Work instructions -
Your job is to restate each entry word for word.
— Start of Given entries —
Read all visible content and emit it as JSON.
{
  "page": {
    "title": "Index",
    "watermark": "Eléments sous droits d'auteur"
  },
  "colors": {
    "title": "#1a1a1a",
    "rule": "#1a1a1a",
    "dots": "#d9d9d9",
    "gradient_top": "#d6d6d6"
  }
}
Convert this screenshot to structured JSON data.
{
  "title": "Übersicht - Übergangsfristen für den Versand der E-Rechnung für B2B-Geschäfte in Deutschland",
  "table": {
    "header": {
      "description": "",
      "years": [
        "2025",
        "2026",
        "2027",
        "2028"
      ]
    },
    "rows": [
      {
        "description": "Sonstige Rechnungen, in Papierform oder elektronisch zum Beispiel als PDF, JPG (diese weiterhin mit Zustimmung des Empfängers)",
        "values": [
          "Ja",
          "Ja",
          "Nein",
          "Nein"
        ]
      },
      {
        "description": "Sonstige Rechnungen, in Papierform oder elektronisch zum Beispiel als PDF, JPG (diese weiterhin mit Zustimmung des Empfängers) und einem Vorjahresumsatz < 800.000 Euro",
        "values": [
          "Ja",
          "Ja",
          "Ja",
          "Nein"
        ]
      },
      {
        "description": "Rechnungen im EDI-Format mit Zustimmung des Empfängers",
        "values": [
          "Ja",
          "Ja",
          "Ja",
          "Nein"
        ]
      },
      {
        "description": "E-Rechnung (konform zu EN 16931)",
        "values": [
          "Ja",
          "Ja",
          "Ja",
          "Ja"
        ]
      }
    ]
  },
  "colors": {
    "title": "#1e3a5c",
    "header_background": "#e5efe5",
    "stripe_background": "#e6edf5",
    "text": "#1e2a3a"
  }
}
— End of Given entries —
Result of the exercise -
Read all visible content and emit it as JSON.
{
  "page": {
    "title": "Index",
    "watermark": "Eléments sous droits d'auteur"
  },
  "colors": {
    "title": "#1a1a1a",
    "rule": "#1a1a1a",
    "dots": "#d9d9d9",
    "gradient_top": "#d6d6d6"
  }
}
Convert this screenshot to structured JSON data.
{
  "title": "Übersicht - Übergangsfristen für den Versand der E-Rechnung für B2B-Geschäfte in Deutschland",
  "table": {
    "header": {
      "description": "",
      "years": [
        "2025",
        "2026",
        "2027",
        "2028"
      ]
    },
    "rows": [
      {
        "description": "Sonstige Rechnungen, in Papierform oder elektronisch zum Beispiel als PDF, JPG (diese weiterhin mit Zustimmung des Empfängers)",
        "values": [
          "Ja",
          "Ja",
          "Nein",
          "Nein"
        ]
      },
      {
        "description": "Sonstige Rechnungen, in Papierform oder elektronisch zum Beispiel als PDF, JPG (diese weiterhin mit Zustimmung des Empfängers) und einem Vorjahresumsatz < 800.000 Euro",
        "values": [
          "Ja",
          "Ja",
          "Ja",
          "Nein"
        ]
      },
      {
        "description": "Rechnungen im EDI-Format mit Zustimmung des Empfängers",
        "values": [
          "Ja",
          "Ja",
          "Ja",
          "Nein"
        ]
      },
      {
        "description": "E-Rechnung (konform zu EN 16931)",
        "values": [
          "Ja",
          "Ja",
          "Ja",
          "Ja"
        ]
      }
    ]
  },
  "colors": {
    "title": "#1e3a5c",
    "header_background": "#e5efe5",
    "stripe_background": "#e6edf5",
    "text": "#1e2a3a"
  }
}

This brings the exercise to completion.